— TASK TO CARRY OUT —
Collect each line holding the string "document".

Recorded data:

--- Start ---

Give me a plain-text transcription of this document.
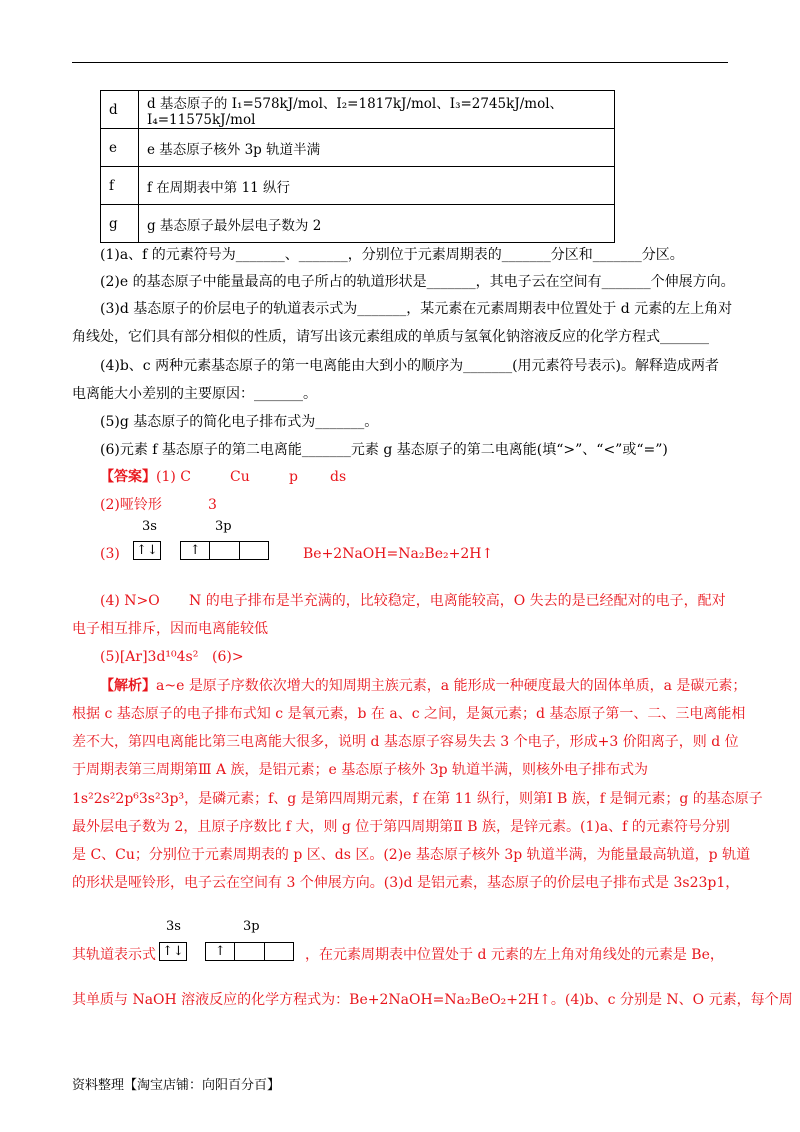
d	d 基态原子的 I₁=578kJ/mol、I₂=1817kJ/mol、I₃=2745kJ/mol、I₄=11575kJ/mol
e	e 基态原子核外 3p 轨道半满
f	f 在周期表中第 11 纵行
g	g 基态原子最外层电子数为 2
(1)a、f 的元素符号为_______、_______，分别位于元素周期表的_______分区和_______分区。
(2)e 的基态原子中能量最高的电子所占的轨道形状是_______，其电子云在空间有_______个伸展方向。
(3)d 基态原子的价层电子的轨道表示式为_______，某元素在元素周期表中位置处于 d 元素的左上角对
角线处，它们具有部分相似的性质，请写出该元素组成的单质与氢氧化钠溶液反应的化学方程式_______
(4)b、c 两种元素基态原子的第一电离能由大到小的顺序为_______(用元素符号表示)。解释造成两者
电离能大小差别的主要原因：_______。
(5)g 基态原子的简化电子排布式为_______。
(6)元素 f 基态原子的第二电离能_______元素 g 基态原子的第二电离能(填“>”、“<”或“=”)
【答案】(1) C	Cu	p ds
(2)哑铃形	3
3s	3p
(3) ↑↓	↑	Be+2NaOH=Na₂Be₂+2H↑
(4) N>O N 的电子排布是半充满的，比较稳定，电离能较高，O 失去的是已经配对的电子，配对
电子相互排斥，因而电离能较低
(5)[Ar]3d¹⁰4s² (6)>
【解析】a~e 是原子序数依次增大的知周期主族元素，a 能形成一种硬度最大的固体单质，a 是碳元素；
根据 c 基态原子的电子排布式知 c 是氧元素，b 在 a、c 之间，是氮元素；d 基态原子第一、二、三电离能相
差不大，第四电离能比第三电离能大很多，说明 d 基态原子容易失去 3 个电子，形成+3 价阳离子，则 d 位
于周期表第三周期第Ⅲ A 族，是铝元素；e 基态原子核外 3p 轨道半满，则核外电子排布式为
1s²2s²2p⁶3s²3p³，是磷元素；f、g 是第四周期元素，f 在第 11 纵行，则第Ⅰ B 族，f 是铜元素；g 的基态原子
最外层电子数为 2，且原子序数比 f 大，则 g 位于第四周期第Ⅱ B 族，是锌元素。(1)a、f 的元素符号分别
是 C、Cu；分别位于元素周期表的 p 区、ds 区。(2)e 基态原子核外 3p 轨道半满，为能量最高轨道，p 轨道
的形状是哑铃形，电子云在空间有 3 个伸展方向。(3)d 是铝元素，基态原子的价层电子排布式是 3s23p1，
3s	3p
其轨道表示式 ↑↓	↑	，在元素周期表中位置处于 d 元素的左上角对角线处的元素是 Be，
其单质与 NaOH 溶液反应的化学方程式为：Be+2NaOH=Na₂BeO₂+2H↑。(4)b、c 分别是 N、O 元素，每个周
资料整理【淘宝店铺：向阳百分百】
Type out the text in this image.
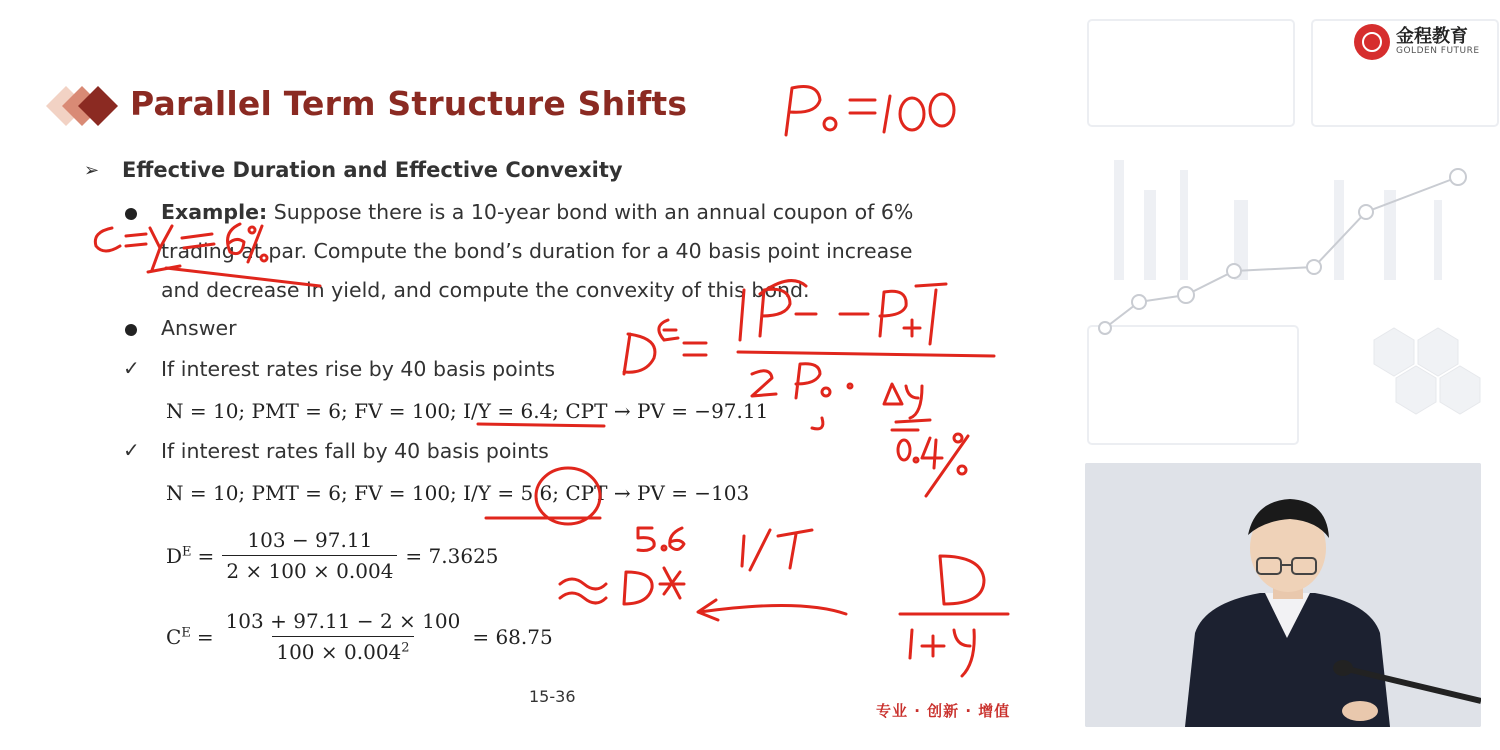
Parallel Term Structure Shifts
➢ Effective Duration and Effective Convexity
Example: Suppose there is a 10-year bond with an annual coupon of 6%
trading at par. Compute the bond’s duration for a 40 basis point increase
and decrease in yield, and compute the convexity of this bond.
Answer
✓ If interest rates rise by 40 basis points
N = 10; PMT = 6; FV = 100; I/Y = 6.4; CPT → PV = −97.11
✓ If interest rates fall by 40 basis points
N = 10; PMT = 6; FV = 100; I/Y = 5.6; CPT → PV = −103
$D^E = \frac{103 - 97.11}{2 \times 100 \times 0.004} = 7.3625$
$C^E = \frac{103 + 97.11 - 2 \times 100}{100 \times 0.004^2} = 68.75$
15-36
专业 · 创新 · 增值
金程教育
GOLDEN FUTURE
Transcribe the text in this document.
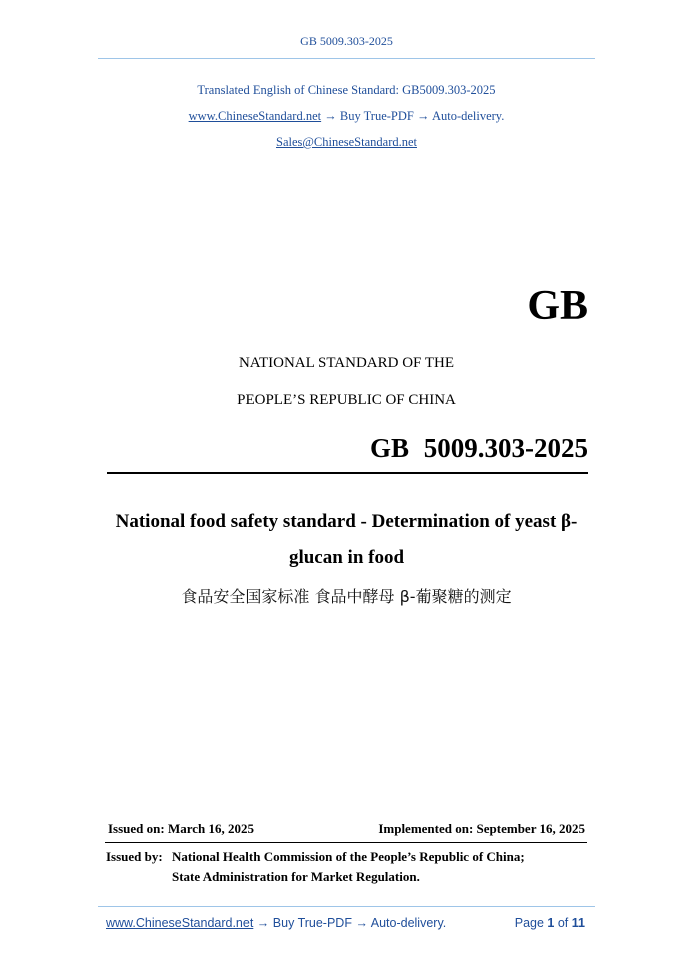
GB 5009.303-2025
Translated English of Chinese Standard: GB5009.303-2025
www.ChineseStandard.net → Buy True-PDF → Auto-delivery.
Sales@ChineseStandard.net
GB
NATIONAL STANDARD OF THE
PEOPLE’S REPUBLIC OF CHINA
GB 5009.303-2025
National food safety standard - Determination of yeast β-
glucan in food
食品安全国家标准 食品中酵母 β-葡聚糖的测定
Issued on: March 16, 2025	Implemented on: September 16, 2025
Issued by: National Health Commission of the People’s Republic of China;
State Administration for Market Regulation.
www.ChineseStandard.net → Buy True-PDF → Auto-delivery.	Page 1 of 11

--- End ---

— EXERCISE SOLUTION —
Give me a plain-text transcription of this document.
Transcribe the text in this document.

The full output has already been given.